**** Exercise data

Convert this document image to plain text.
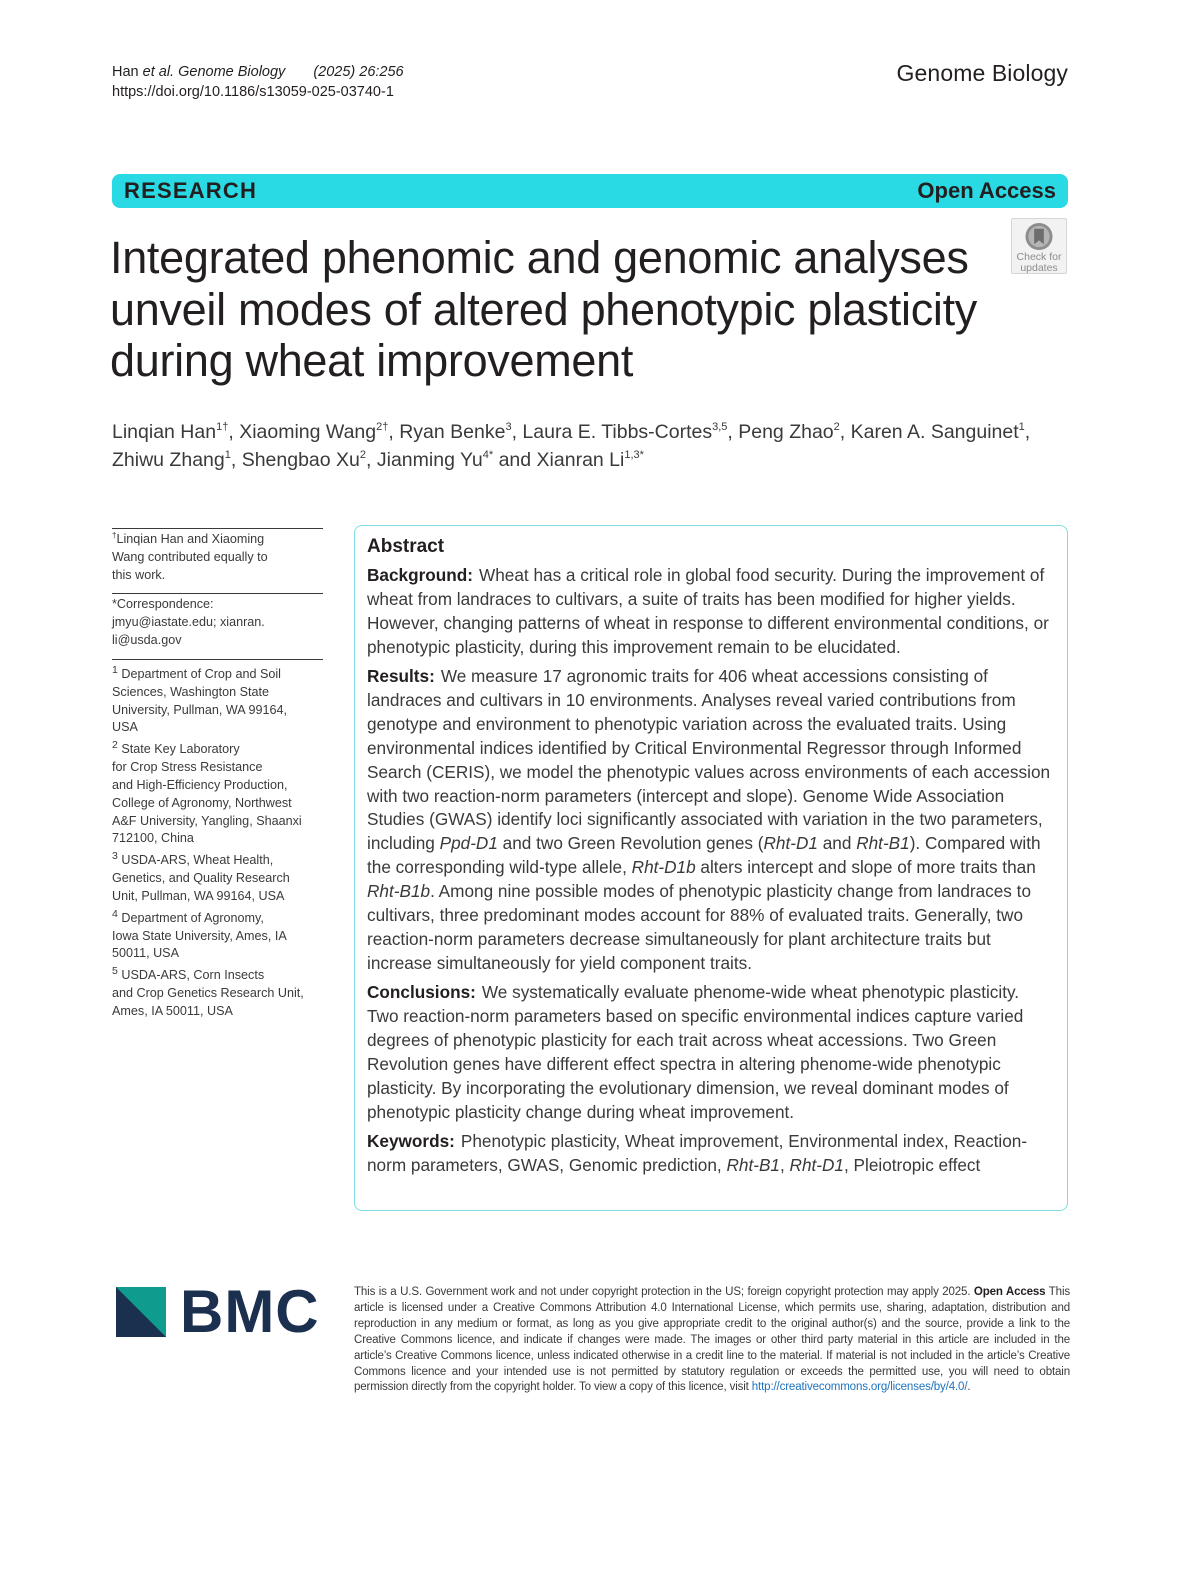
Han et al. Genome Biology (2025) 26:256
https://doi.org/10.1186/s13059-025-03740-1
Genome Biology
RESEARCH	Open Access
Integrated phenomic and genomic analyses
unveil modes of altered phenotypic plasticity
during wheat improvement
Check for
updates
Linqian Han$^{1\dagger}$, Xiaoming Wang$^{2\dagger}$, Ryan Benke$^3$, Laura E. Tibbs-Cortes$^{3,5}$, Peng Zhao$^2$, Karen A. Sanguinet$^1$,
Zhiwu Zhang$^1$, Shengbao Xu$^2$, Jianming $Yu^{4*}$ and Xianran $Li^{1,3*}$
†Linqian Han and Xiaoming
Wang contributed equally to
this work.
*Correspondence:
jmyu@iastate.edu; xianran.
li@usda.gov
$^1$ Department of Crop and Soil
Sciences, Washington State
University, Pullman, WA 99164,
USA
$^2$ State Key Laboratory
for Crop Stress Resistance
and High-Efficiency Production,
College of Agronomy, Northwest
A&F University, Yangling, Shaanxi
712100, China
$^3$ USDA-ARS, Wheat Health,
Genetics, and Quality Research
Unit, Pullman, WA 99164, USA
$^4$ Department of Agronomy,
Iowa State University, Ames, IA
50011, USA
$^5$ USDA-ARS, Corn Insects
and Crop Genetics Research Unit,
Ames, IA 50011, USA
Abstract

Background: Wheat has a critical role in global food security. During the improvement of wheat from landraces to cultivars, a suite of traits has been modified for higher yields. However, changing patterns of wheat in response to different environmental conditions, or phenotypic plasticity, during this improvement remain to be elucidated.

Results: We measure 17 agronomic traits for 406 wheat accessions consisting of landraces and cultivars in 10 environments. Analyses reveal varied contributions from genotype and environment to phenotypic variation across the evaluated traits. Using environmental indices identified by Critical Environmental Regressor through Informed Search (CERIS), we model the phenotypic values across environments of each accession with two reaction-norm parameters (intercept and slope). Genome Wide Association Studies (GWAS) identify loci significantly associated with variation in the two parameters, including Ppd-D1 and two Green Revolution genes (Rht-D1 and Rht-B1). Compared with the corresponding wild-type allele, Rht-D1b alters intercept and slope of more traits than Rht-B1b. Among nine possible modes of phenotypic plasticity change from landraces to cultivars, three predominant modes account for 88% of evaluated traits. Generally, two reaction-norm parameters decrease simultaneously for plant architecture traits but increase simultaneously for yield component traits.

Conclusions: We systematically evaluate phenome-wide wheat phenotypic plasticity. Two reaction-norm parameters based on specific environmental indices capture varied degrees of phenotypic plasticity for each trait across wheat accessions. Two Green Revolution genes have different effect spectra in altering phenome-wide phenotypic plasticity. By incorporating the evolutionary dimension, we reveal dominant modes of phenotypic plasticity change during wheat improvement.

Keywords: Phenotypic plasticity, Wheat improvement, Environmental index, Reaction-norm parameters, GWAS, Genomic prediction, Rht-B1, Rht-D1, Pleiotropic effect

BMC	This is a U.S. Government work and not under copyright protection in the US; foreign copyright protection may apply 2025. Open Access This article is licensed under a Creative Commons Attribution 4.0 International License, which permits use, sharing, adaptation, distribution and reproduction in any medium or format, as long as you give appropriate credit to the original author(s) and the source, provide a link to the Creative Commons licence, and indicate if changes were made. The images or other third party material in this article are included in the article’s Creative Commons licence, unless indicated otherwise in a credit line to the material. If material is not included in the article’s Creative Commons licence and your intended use is not permitted by statutory regulation or exceeds the permitted use, you will need to obtain permission directly from the copyright holder. To view a copy of this licence, visit http://creativecommons.org/licenses/by/4.0/.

********

Work required: Retype the data above in full, exactly as it stands, and skip any image.

Written answer:
Convert this document image to plain text.
Han et al. Genome Biology (2025) 26:256
https://doi.org/10.1186/s13059-025-03740-1
Genome Biology
RESEARCH	Open Access
Integrated phenomic and genomic analyses
unveil modes of altered phenotypic plasticity
during wheat improvement
Check for
updates
Linqian Han$^{1\dagger}$, Xiaoming Wang$^{2\dagger}$, Ryan Benke$^3$, Laura E. Tibbs-Cortes$^{3,5}$, Peng Zhao$^2$, Karen A. Sanguinet$^1$,
Zhiwu Zhang$^1$, Shengbao Xu$^2$, Jianming $Yu^{4*}$ and Xianran $Li^{1,3*}$
†Linqian Han and Xiaoming
Wang contributed equally to
this work.
*Correspondence:
jmyu@iastate.edu; xianran.
li@usda.gov
$^1$ Department of Crop and Soil
Sciences, Washington State
University, Pullman, WA 99164,
USA
$^2$ State Key Laboratory
for Crop Stress Resistance
and High-Efficiency Production,
College of Agronomy, Northwest
A&F University, Yangling, Shaanxi
712100, China
$^3$ USDA-ARS, Wheat Health,
Genetics, and Quality Research
Unit, Pullman, WA 99164, USA
$^4$ Department of Agronomy,
Iowa State University, Ames, IA
50011, USA
$^5$ USDA-ARS, Corn Insects
and Crop Genetics Research Unit,
Ames, IA 50011, USA
Abstract

Background: Wheat has a critical role in global food security. During the improvement of wheat from landraces to cultivars, a suite of traits has been modified for higher yields. However, changing patterns of wheat in response to different environmental conditions, or phenotypic plasticity, during this improvement remain to be elucidated.

Results: We measure 17 agronomic traits for 406 wheat accessions consisting of landraces and cultivars in 10 environments. Analyses reveal varied contributions from genotype and environment to phenotypic variation across the evaluated traits. Using environmental indices identified by Critical Environmental Regressor through Informed Search (CERIS), we model the phenotypic values across environments of each accession with two reaction-norm parameters (intercept and slope). Genome Wide Association Studies (GWAS) identify loci significantly associated with variation in the two parameters, including Ppd-D1 and two Green Revolution genes (Rht-D1 and Rht-B1). Compared with the corresponding wild-type allele, Rht-D1b alters intercept and slope of more traits than Rht-B1b. Among nine possible modes of phenotypic plasticity change from landraces to cultivars, three predominant modes account for 88% of evaluated traits. Generally, two reaction-norm parameters decrease simultaneously for plant architecture traits but increase simultaneously for yield component traits.

Conclusions: We systematically evaluate phenome-wide wheat phenotypic plasticity. Two reaction-norm parameters based on specific environmental indices capture varied degrees of phenotypic plasticity for each trait across wheat accessions. Two Green Revolution genes have different effect spectra in altering phenome-wide phenotypic plasticity. By incorporating the evolutionary dimension, we reveal dominant modes of phenotypic plasticity change during wheat improvement.

Keywords: Phenotypic plasticity, Wheat improvement, Environmental index, Reaction-norm parameters, GWAS, Genomic prediction, Rht-B1, Rht-D1, Pleiotropic effect

BMC	This is a U.S. Government work and not under copyright protection in the US; foreign copyright protection may apply 2025. Open Access This article is licensed under a Creative Commons Attribution 4.0 International License, which permits use, sharing, adaptation, distribution and reproduction in any medium or format, as long as you give appropriate credit to the original author(s) and the source, provide a link to the Creative Commons licence, and indicate if changes were made. The images or other third party material in this article are included in the article’s Creative Commons licence, unless indicated otherwise in a credit line to the material. If material is not included in the article’s Creative Commons licence and your intended use is not permitted by statutory regulation or exceeds the permitted use, you will need to obtain permission directly from the copyright holder. To view a copy of this licence, visit http://creativecommons.org/licenses/by/4.0/.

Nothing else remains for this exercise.